## THE PROBLEM
Print the data exactly, leaving nothing out.

## PROVIDED RECORDS
┌──

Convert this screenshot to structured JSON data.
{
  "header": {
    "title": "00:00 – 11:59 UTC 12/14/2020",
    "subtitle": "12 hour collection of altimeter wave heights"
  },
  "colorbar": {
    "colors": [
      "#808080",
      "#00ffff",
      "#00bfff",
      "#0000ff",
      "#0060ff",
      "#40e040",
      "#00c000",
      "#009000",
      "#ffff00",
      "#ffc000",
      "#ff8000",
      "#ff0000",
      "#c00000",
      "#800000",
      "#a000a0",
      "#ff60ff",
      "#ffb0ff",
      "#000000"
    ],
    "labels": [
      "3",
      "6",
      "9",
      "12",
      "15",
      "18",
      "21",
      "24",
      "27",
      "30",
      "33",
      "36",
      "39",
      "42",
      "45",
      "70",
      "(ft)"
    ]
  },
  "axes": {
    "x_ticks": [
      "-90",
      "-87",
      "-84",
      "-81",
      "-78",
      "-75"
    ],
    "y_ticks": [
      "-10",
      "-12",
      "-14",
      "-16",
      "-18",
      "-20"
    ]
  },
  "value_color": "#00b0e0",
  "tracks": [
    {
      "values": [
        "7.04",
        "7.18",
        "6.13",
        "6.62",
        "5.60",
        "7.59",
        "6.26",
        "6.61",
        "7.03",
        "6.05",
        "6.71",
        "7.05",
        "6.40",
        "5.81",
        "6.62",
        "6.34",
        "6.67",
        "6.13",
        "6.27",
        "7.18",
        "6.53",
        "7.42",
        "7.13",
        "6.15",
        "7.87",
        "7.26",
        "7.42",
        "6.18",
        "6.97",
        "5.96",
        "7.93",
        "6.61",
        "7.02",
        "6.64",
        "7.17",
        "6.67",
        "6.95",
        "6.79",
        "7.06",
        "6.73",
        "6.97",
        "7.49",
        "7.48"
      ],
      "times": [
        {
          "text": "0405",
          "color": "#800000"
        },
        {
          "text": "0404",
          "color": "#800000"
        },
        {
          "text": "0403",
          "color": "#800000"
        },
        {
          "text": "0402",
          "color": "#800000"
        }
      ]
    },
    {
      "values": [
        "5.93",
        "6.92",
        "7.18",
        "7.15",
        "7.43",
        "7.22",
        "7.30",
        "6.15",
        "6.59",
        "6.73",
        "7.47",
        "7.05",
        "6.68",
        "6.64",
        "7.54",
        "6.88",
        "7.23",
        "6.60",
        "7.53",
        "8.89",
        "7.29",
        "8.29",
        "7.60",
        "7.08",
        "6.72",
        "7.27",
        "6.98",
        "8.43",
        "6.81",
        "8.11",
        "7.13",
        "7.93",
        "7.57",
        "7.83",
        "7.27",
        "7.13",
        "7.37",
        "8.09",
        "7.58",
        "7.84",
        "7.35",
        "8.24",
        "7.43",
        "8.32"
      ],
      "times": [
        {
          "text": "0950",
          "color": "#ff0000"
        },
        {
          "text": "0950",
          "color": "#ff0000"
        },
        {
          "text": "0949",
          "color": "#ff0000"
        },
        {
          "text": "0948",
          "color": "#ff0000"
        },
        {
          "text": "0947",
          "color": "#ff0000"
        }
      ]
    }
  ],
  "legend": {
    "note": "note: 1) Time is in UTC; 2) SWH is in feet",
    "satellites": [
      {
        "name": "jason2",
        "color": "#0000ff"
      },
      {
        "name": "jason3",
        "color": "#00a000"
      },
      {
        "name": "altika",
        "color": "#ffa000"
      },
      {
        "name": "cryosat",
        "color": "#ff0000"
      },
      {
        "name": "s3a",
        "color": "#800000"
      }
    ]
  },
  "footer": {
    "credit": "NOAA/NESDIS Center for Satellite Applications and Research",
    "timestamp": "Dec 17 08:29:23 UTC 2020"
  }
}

└──

## EXERCISE ANSWER
Convert this screenshot to structured JSON data.
{
  "header": {
    "title": "00:00 – 11:59 UTC 12/14/2020",
    "subtitle": "12 hour collection of altimeter wave heights"
  },
  "colorbar": {
    "colors": [
      "#808080",
      "#00ffff",
      "#00bfff",
      "#0000ff",
      "#0060ff",
      "#40e040",
      "#00c000",
      "#009000",
      "#ffff00",
      "#ffc000",
      "#ff8000",
      "#ff0000",
      "#c00000",
      "#800000",
      "#a000a0",
      "#ff60ff",
      "#ffb0ff",
      "#000000"
    ],
    "labels": [
      "3",
      "6",
      "9",
      "12",
      "15",
      "18",
      "21",
      "24",
      "27",
      "30",
      "33",
      "36",
      "39",
      "42",
      "45",
      "70",
      "(ft)"
    ]
  },
  "axes": {
    "x_ticks": [
      "-90",
      "-87",
      "-84",
      "-81",
      "-78",
      "-75"
    ],
    "y_ticks": [
      "-10",
      "-12",
      "-14",
      "-16",
      "-18",
      "-20"
    ]
  },
  "value_color": "#00b0e0",
  "tracks": [
    {
      "values": [
        "7.04",
        "7.18",
        "6.13",
        "6.62",
        "5.60",
        "7.59",
        "6.26",
        "6.61",
        "7.03",
        "6.05",
        "6.71",
        "7.05",
        "6.40",
        "5.81",
        "6.62",
        "6.34",
        "6.67",
        "6.13",
        "6.27",
        "7.18",
        "6.53",
        "7.42",
        "7.13",
        "6.15",
        "7.87",
        "7.26",
        "7.42",
        "6.18",
        "6.97",
        "5.96",
        "7.93",
        "6.61",
        "7.02",
        "6.64",
        "7.17",
        "6.67",
        "6.95",
        "6.79",
        "7.06",
        "6.73",
        "6.97",
        "7.49",
        "7.48"
      ],
      "times": [
        {
          "text": "0405",
          "color": "#800000"
        },
        {
          "text": "0404",
          "color": "#800000"
        },
        {
          "text": "0403",
          "color": "#800000"
        },
        {
          "text": "0402",
          "color": "#800000"
        }
      ]
    },
    {
      "values": [
        "5.93",
        "6.92",
        "7.18",
        "7.15",
        "7.43",
        "7.22",
        "7.30",
        "6.15",
        "6.59",
        "6.73",
        "7.47",
        "7.05",
        "6.68",
        "6.64",
        "7.54",
        "6.88",
        "7.23",
        "6.60",
        "7.53",
        "8.89",
        "7.29",
        "8.29",
        "7.60",
        "7.08",
        "6.72",
        "7.27",
        "6.98",
        "8.43",
        "6.81",
        "8.11",
        "7.13",
        "7.93",
        "7.57",
        "7.83",
        "7.27",
        "7.13",
        "7.37",
        "8.09",
        "7.58",
        "7.84",
        "7.35",
        "8.24",
        "7.43",
        "8.32"
      ],
      "times": [
        {
          "text": "0950",
          "color": "#ff0000"
        },
        {
          "text": "0950",
          "color": "#ff0000"
        },
        {
          "text": "0949",
          "color": "#ff0000"
        },
        {
          "text": "0948",
          "color": "#ff0000"
        },
        {
          "text": "0947",
          "color": "#ff0000"
        }
      ]
    }
  ],
  "legend": {
    "note": "note: 1) Time is in UTC; 2) SWH is in feet",
    "satellites": [
      {
        "name": "jason2",
        "color": "#0000ff"
      },
      {
        "name": "jason3",
        "color": "#00a000"
      },
      {
        "name": "altika",
        "color": "#ffa000"
      },
      {
        "name": "cryosat",
        "color": "#ff0000"
      },
      {
        "name": "s3a",
        "color": "#800000"
      }
    ]
  },
  "footer": {
    "credit": "NOAA/NESDIS Center for Satellite Applications and Research",
    "timestamp": "Dec 17 08:29:23 UTC 2020"
  }
}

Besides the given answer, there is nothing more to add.